# Start of SUPPLIED RECORDS
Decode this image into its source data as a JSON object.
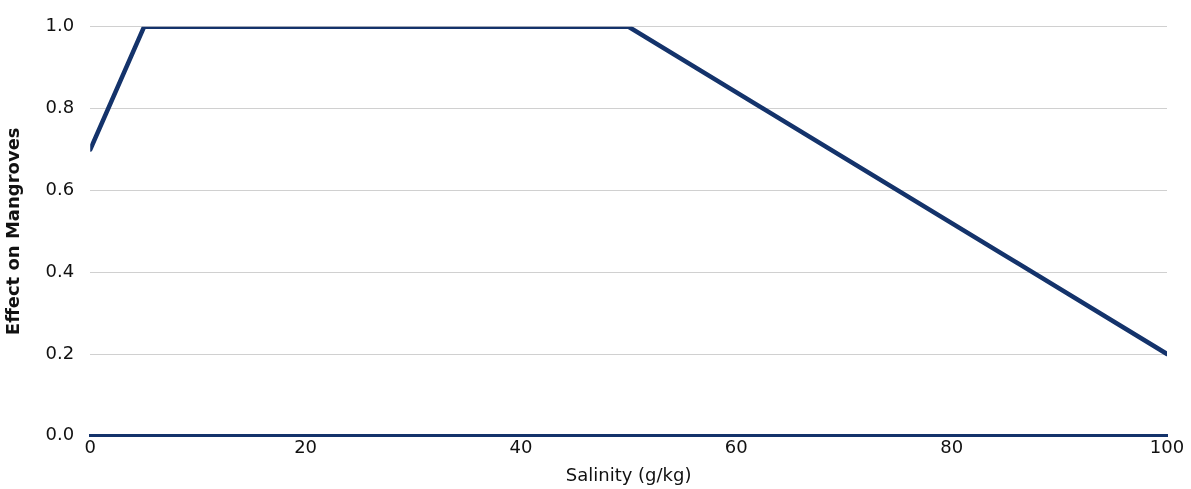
{
  "chart_data": {
    "type": "line",
    "xlabel": "Salinity (g/kg)",
    "ylabel": "Effect on Mangroves",
    "x": [
      0,
      5,
      50,
      100
    ],
    "series": [
      {
        "color": "#14336b",
        "values": [
          0.7,
          1.0,
          1.0,
          0.2
        ]
      }
    ],
    "xlim": [
      0,
      100
    ],
    "xticks": [
      0,
      20,
      40,
      60,
      80,
      100
    ],
    "ylim": [
      0,
      1
    ],
    "yticks": [
      {
        "value": 0,
        "label": "0.0"
      },
      0.2,
      0.4,
      0.6,
      0.8,
      {
        "value": 1,
        "label": "1.0"
      }
    ],
    "grid": "y",
    "legend": false,
    "marker": "none",
    "line_style": "solid"
  }
}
# End of SUPPLIED RECORDS
» **GIVEN EXERCISE**:
Write out the material above once more, exactly as it reads, with no pictures.

» **COMPLETE RESPONSE**:
Decode this image into its source data as a JSON object.
{
  "chart_data": {
    "type": "line",
    "xlabel": "Salinity (g/kg)",
    "ylabel": "Effect on Mangroves",
    "x": [
      0,
      5,
      50,
      100
    ],
    "series": [
      {
        "color": "#14336b",
        "values": [
          0.7,
          1.0,
          1.0,
          0.2
        ]
      }
    ],
    "xlim": [
      0,
      100
    ],
    "xticks": [
      0,
      20,
      40,
      60,
      80,
      100
    ],
    "ylim": [
      0,
      1
    ],
    "yticks": [
      {
        "value": 0,
        "label": "0.0"
      },
      0.2,
      0.4,
      0.6,
      0.8,
      {
        "value": 1,
        "label": "1.0"
      }
    ],
    "grid": "y",
    "legend": false,
    "marker": "none",
    "line_style": "solid"
  }
}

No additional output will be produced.